▶ Problem to solve
Copy each of the following records word for word.

Layout element entries:
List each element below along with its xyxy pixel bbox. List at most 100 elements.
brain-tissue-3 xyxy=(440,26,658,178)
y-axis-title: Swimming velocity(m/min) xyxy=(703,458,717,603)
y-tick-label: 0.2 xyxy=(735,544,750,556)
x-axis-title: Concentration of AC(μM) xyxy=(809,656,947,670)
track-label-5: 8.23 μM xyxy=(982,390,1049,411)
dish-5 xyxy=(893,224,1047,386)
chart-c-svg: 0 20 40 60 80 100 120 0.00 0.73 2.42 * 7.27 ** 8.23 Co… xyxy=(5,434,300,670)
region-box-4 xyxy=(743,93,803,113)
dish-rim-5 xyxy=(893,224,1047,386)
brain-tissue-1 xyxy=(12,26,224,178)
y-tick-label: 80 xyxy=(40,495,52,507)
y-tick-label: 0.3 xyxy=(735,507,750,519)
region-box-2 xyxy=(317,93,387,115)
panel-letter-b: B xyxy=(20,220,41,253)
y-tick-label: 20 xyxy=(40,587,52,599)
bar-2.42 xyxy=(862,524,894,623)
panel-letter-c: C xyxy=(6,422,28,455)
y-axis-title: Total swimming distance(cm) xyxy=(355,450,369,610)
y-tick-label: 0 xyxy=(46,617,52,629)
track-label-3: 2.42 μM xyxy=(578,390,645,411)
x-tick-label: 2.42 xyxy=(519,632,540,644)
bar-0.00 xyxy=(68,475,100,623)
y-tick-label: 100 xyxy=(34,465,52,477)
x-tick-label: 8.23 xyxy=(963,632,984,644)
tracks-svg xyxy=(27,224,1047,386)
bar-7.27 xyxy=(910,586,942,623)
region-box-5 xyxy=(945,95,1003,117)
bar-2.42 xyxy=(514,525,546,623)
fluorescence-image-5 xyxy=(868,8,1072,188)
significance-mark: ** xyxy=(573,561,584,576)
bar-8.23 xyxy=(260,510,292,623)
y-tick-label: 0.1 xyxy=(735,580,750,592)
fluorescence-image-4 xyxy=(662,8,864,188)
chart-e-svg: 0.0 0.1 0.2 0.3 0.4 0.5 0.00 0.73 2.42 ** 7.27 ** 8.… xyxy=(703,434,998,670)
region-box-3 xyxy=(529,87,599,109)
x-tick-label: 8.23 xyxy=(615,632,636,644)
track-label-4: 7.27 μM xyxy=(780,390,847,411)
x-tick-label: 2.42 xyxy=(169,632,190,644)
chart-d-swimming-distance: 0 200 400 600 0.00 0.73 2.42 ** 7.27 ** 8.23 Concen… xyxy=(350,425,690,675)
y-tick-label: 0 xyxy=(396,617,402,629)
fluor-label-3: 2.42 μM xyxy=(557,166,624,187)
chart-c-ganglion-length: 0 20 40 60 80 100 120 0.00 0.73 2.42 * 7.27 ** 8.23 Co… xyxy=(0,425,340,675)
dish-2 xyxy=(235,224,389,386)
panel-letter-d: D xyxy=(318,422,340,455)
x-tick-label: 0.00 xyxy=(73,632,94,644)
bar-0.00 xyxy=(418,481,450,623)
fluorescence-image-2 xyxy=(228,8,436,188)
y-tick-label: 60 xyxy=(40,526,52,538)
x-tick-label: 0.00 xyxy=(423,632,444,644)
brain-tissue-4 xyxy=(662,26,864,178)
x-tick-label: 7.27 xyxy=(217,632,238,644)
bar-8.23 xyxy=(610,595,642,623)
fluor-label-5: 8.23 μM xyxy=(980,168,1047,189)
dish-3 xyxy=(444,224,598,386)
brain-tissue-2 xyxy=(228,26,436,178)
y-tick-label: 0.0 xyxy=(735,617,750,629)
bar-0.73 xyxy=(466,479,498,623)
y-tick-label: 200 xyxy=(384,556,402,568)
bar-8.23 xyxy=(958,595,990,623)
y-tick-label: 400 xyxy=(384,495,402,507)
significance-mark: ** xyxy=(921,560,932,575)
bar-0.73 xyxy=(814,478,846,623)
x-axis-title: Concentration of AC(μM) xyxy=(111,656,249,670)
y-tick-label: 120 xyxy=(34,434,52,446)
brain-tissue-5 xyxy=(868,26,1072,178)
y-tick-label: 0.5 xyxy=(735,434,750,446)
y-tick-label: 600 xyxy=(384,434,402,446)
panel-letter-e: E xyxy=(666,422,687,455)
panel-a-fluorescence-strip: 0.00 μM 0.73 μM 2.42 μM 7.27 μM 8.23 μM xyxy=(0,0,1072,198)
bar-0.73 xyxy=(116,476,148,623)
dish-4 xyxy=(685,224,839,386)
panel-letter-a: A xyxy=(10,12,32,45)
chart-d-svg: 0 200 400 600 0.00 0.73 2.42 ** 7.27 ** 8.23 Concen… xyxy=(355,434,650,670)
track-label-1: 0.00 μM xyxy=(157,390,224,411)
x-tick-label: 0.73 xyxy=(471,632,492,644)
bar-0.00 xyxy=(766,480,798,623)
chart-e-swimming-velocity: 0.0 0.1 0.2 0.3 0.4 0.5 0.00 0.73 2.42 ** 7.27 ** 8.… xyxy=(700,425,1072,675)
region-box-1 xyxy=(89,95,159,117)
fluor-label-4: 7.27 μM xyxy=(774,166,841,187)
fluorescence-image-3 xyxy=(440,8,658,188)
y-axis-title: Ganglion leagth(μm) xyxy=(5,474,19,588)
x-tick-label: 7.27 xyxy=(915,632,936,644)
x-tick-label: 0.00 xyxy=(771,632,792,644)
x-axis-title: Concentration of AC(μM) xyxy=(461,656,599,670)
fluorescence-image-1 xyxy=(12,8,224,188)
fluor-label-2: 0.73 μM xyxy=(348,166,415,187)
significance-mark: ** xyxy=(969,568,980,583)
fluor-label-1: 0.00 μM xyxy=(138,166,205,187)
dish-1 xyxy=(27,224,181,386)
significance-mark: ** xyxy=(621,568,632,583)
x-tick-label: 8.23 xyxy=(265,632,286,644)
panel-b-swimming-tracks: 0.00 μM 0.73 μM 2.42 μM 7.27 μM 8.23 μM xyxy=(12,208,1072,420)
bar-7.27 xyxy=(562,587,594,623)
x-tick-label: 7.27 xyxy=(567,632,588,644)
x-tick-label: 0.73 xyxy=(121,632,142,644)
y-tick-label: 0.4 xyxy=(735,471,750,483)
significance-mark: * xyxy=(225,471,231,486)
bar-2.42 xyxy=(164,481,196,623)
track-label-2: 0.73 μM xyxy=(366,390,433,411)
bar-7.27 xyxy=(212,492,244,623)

▶ Answer to this exercise
List each element below along with its xyxy pixel bbox. List at most 100 elements.
brain-tissue-3 xyxy=(440,26,658,178)
y-axis-title: Swimming velocity(m/min) xyxy=(703,458,717,603)
y-tick-label: 0.2 xyxy=(735,544,750,556)
x-axis-title: Concentration of AC(μM) xyxy=(809,656,947,670)
track-label-5: 8.23 μM xyxy=(982,390,1049,411)
dish-5 xyxy=(893,224,1047,386)
chart-c-svg: 0 20 40 60 80 100 120 0.00 0.73 2.42 * 7.27 ** 8.23 Co… xyxy=(5,434,300,670)
region-box-4 xyxy=(743,93,803,113)
dish-rim-5 xyxy=(893,224,1047,386)
brain-tissue-1 xyxy=(12,26,224,178)
y-tick-label: 80 xyxy=(40,495,52,507)
y-tick-label: 0.3 xyxy=(735,507,750,519)
region-box-2 xyxy=(317,93,387,115)
panel-letter-b: B xyxy=(20,220,41,253)
y-tick-label: 20 xyxy=(40,587,52,599)
bar-2.42 xyxy=(862,524,894,623)
panel-letter-c: C xyxy=(6,422,28,455)
y-axis-title: Total swimming distance(cm) xyxy=(355,450,369,610)
y-tick-label: 0 xyxy=(46,617,52,629)
track-label-3: 2.42 μM xyxy=(578,390,645,411)
x-tick-label: 2.42 xyxy=(519,632,540,644)
bar-0.00 xyxy=(68,475,100,623)
y-tick-label: 100 xyxy=(34,465,52,477)
x-tick-label: 8.23 xyxy=(963,632,984,644)
tracks-svg xyxy=(27,224,1047,386)
bar-7.27 xyxy=(910,586,942,623)
region-box-5 xyxy=(945,95,1003,117)
bar-2.42 xyxy=(514,525,546,623)
fluorescence-image-5 xyxy=(868,8,1072,188)
significance-mark: ** xyxy=(573,561,584,576)
bar-8.23 xyxy=(260,510,292,623)
y-tick-label: 0.1 xyxy=(735,580,750,592)
fluorescence-image-4 xyxy=(662,8,864,188)
chart-e-svg: 0.0 0.1 0.2 0.3 0.4 0.5 0.00 0.73 2.42 ** 7.27 ** 8.… xyxy=(703,434,998,670)
region-box-3 xyxy=(529,87,599,109)
x-tick-label: 8.23 xyxy=(615,632,636,644)
track-label-4: 7.27 μM xyxy=(780,390,847,411)
x-tick-label: 2.42 xyxy=(169,632,190,644)
chart-d-swimming-distance: 0 200 400 600 0.00 0.73 2.42 ** 7.27 ** 8.23 Concen… xyxy=(350,425,690,675)
y-tick-label: 0 xyxy=(396,617,402,629)
fluor-label-3: 2.42 μM xyxy=(557,166,624,187)
chart-c-ganglion-length: 0 20 40 60 80 100 120 0.00 0.73 2.42 * 7.27 ** 8.23 Co… xyxy=(0,425,340,675)
dish-2 xyxy=(235,224,389,386)
panel-letter-d: D xyxy=(318,422,340,455)
x-tick-label: 0.00 xyxy=(73,632,94,644)
bar-0.00 xyxy=(418,481,450,623)
fluorescence-image-2 xyxy=(228,8,436,188)
y-tick-label: 60 xyxy=(40,526,52,538)
x-tick-label: 0.00 xyxy=(423,632,444,644)
brain-tissue-4 xyxy=(662,26,864,178)
x-tick-label: 7.27 xyxy=(217,632,238,644)
bar-8.23 xyxy=(610,595,642,623)
fluor-label-5: 8.23 μM xyxy=(980,168,1047,189)
dish-3 xyxy=(444,224,598,386)
brain-tissue-2 xyxy=(228,26,436,178)
y-tick-label: 0.0 xyxy=(735,617,750,629)
bar-0.73 xyxy=(466,479,498,623)
y-tick-label: 200 xyxy=(384,556,402,568)
bar-8.23 xyxy=(958,595,990,623)
y-tick-label: 400 xyxy=(384,495,402,507)
significance-mark: ** xyxy=(921,560,932,575)
bar-0.73 xyxy=(814,478,846,623)
x-axis-title: Concentration of AC(μM) xyxy=(111,656,249,670)
y-tick-label: 120 xyxy=(34,434,52,446)
brain-tissue-5 xyxy=(868,26,1072,178)
y-tick-label: 0.5 xyxy=(735,434,750,446)
y-tick-label: 600 xyxy=(384,434,402,446)
panel-letter-e: E xyxy=(666,422,687,455)
panel-a-fluorescence-strip: 0.00 μM 0.73 μM 2.42 μM 7.27 μM 8.23 μM xyxy=(0,0,1072,198)
bar-0.73 xyxy=(116,476,148,623)
dish-4 xyxy=(685,224,839,386)
panel-letter-a: A xyxy=(10,12,32,45)
chart-d-svg: 0 200 400 600 0.00 0.73 2.42 ** 7.27 ** 8.23 Concen… xyxy=(355,434,650,670)
track-label-1: 0.00 μM xyxy=(157,390,224,411)
x-tick-label: 0.73 xyxy=(471,632,492,644)
bar-0.00 xyxy=(766,480,798,623)
chart-e-swimming-velocity: 0.0 0.1 0.2 0.3 0.4 0.5 0.00 0.73 2.42 ** 7.27 ** 8.… xyxy=(700,425,1072,675)
region-box-1 xyxy=(89,95,159,117)
fluor-label-4: 7.27 μM xyxy=(774,166,841,187)
fluorescence-image-3 xyxy=(440,8,658,188)
y-axis-title: Ganglion leagth(μm) xyxy=(5,474,19,588)
x-tick-label: 7.27 xyxy=(915,632,936,644)
x-tick-label: 0.00 xyxy=(771,632,792,644)
x-axis-title: Concentration of AC(μM) xyxy=(461,656,599,670)
fluorescence-image-1 xyxy=(12,8,224,188)
fluor-label-2: 0.73 μM xyxy=(348,166,415,187)
significance-mark: ** xyxy=(969,568,980,583)
fluor-label-1: 0.00 μM xyxy=(138,166,205,187)
dish-1 xyxy=(27,224,181,386)
significance-mark: ** xyxy=(621,568,632,583)
x-tick-label: 8.23 xyxy=(265,632,286,644)
panel-b-swimming-tracks: 0.00 μM 0.73 μM 2.42 μM 7.27 μM 8.23 μM xyxy=(12,208,1072,420)
bar-7.27 xyxy=(562,587,594,623)
x-tick-label: 7.27 xyxy=(567,632,588,644)
x-tick-label: 0.73 xyxy=(121,632,142,644)
y-tick-label: 0.4 xyxy=(735,471,750,483)
significance-mark: * xyxy=(225,471,231,486)
bar-2.42 xyxy=(164,481,196,623)
track-label-2: 0.73 μM xyxy=(366,390,433,411)
bar-7.27 xyxy=(212,492,244,623)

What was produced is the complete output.